[start of Records to process]

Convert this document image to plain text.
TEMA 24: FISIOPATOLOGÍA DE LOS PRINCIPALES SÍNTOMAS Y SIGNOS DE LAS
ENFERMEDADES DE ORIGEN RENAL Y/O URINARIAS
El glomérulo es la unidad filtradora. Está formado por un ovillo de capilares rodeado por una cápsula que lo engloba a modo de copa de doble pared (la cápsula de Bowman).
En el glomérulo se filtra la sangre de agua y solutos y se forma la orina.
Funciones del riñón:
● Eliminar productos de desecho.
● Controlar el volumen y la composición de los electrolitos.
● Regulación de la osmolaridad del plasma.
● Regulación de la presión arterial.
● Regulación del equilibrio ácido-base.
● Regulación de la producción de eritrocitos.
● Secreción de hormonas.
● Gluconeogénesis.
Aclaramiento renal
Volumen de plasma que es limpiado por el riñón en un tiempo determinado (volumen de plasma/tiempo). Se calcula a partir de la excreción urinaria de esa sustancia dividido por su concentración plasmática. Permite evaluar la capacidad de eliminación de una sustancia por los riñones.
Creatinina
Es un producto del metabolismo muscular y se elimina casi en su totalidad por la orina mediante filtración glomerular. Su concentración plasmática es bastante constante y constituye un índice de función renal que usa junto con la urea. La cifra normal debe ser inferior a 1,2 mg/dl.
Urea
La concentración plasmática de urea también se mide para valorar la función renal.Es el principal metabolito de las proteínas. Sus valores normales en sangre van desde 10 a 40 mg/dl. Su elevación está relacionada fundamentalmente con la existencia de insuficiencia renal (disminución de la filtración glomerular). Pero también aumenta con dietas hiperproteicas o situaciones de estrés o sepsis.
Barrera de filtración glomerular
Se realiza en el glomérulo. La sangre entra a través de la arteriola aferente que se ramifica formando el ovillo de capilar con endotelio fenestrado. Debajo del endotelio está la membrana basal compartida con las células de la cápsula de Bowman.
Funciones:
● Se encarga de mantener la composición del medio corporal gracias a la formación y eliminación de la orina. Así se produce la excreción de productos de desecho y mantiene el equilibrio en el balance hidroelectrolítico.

[end of Records to process]

Please repeat the listing exactly, with nothing left out.

Convert this document image to plain text.
TEMA 24: FISIOPATOLOGÍA DE LOS PRINCIPALES SÍNTOMAS Y SIGNOS DE LAS
ENFERMEDADES DE ORIGEN RENAL Y/O URINARIAS
El glomérulo es la unidad filtradora. Está formado por un ovillo de capilares rodeado por una cápsula que lo engloba a modo de copa de doble pared (la cápsula de Bowman).
En el glomérulo se filtra la sangre de agua y solutos y se forma la orina.
Funciones del riñón:
● Eliminar productos de desecho.
● Controlar el volumen y la composición de los electrolitos.
● Regulación de la osmolaridad del plasma.
● Regulación de la presión arterial.
● Regulación del equilibrio ácido-base.
● Regulación de la producción de eritrocitos.
● Secreción de hormonas.
● Gluconeogénesis.
Aclaramiento renal
Volumen de plasma que es limpiado por el riñón en un tiempo determinado (volumen de plasma/tiempo). Se calcula a partir de la excreción urinaria de esa sustancia dividido por su concentración plasmática. Permite evaluar la capacidad de eliminación de una sustancia por los riñones.
Creatinina
Es un producto del metabolismo muscular y se elimina casi en su totalidad por la orina mediante filtración glomerular. Su concentración plasmática es bastante constante y constituye un índice de función renal que usa junto con la urea. La cifra normal debe ser inferior a 1,2 mg/dl.
Urea
La concentración plasmática de urea también se mide para valorar la función renal.Es el principal metabolito de las proteínas. Sus valores normales en sangre van desde 10 a 40 mg/dl. Su elevación está relacionada fundamentalmente con la existencia de insuficiencia renal (disminución de la filtración glomerular). Pero también aumenta con dietas hiperproteicas o situaciones de estrés o sepsis.
Barrera de filtración glomerular
Se realiza en el glomérulo. La sangre entra a través de la arteriola aferente que se ramifica formando el ovillo de capilar con endotelio fenestrado. Debajo del endotelio está la membrana basal compartida con las células de la cápsula de Bowman.
Funciones:
● Se encarga de mantener la composición del medio corporal gracias a la formación y eliminación de la orina. Así se produce la excreción de productos de desecho y mantiene el equilibrio en el balance hidroelectrolítico.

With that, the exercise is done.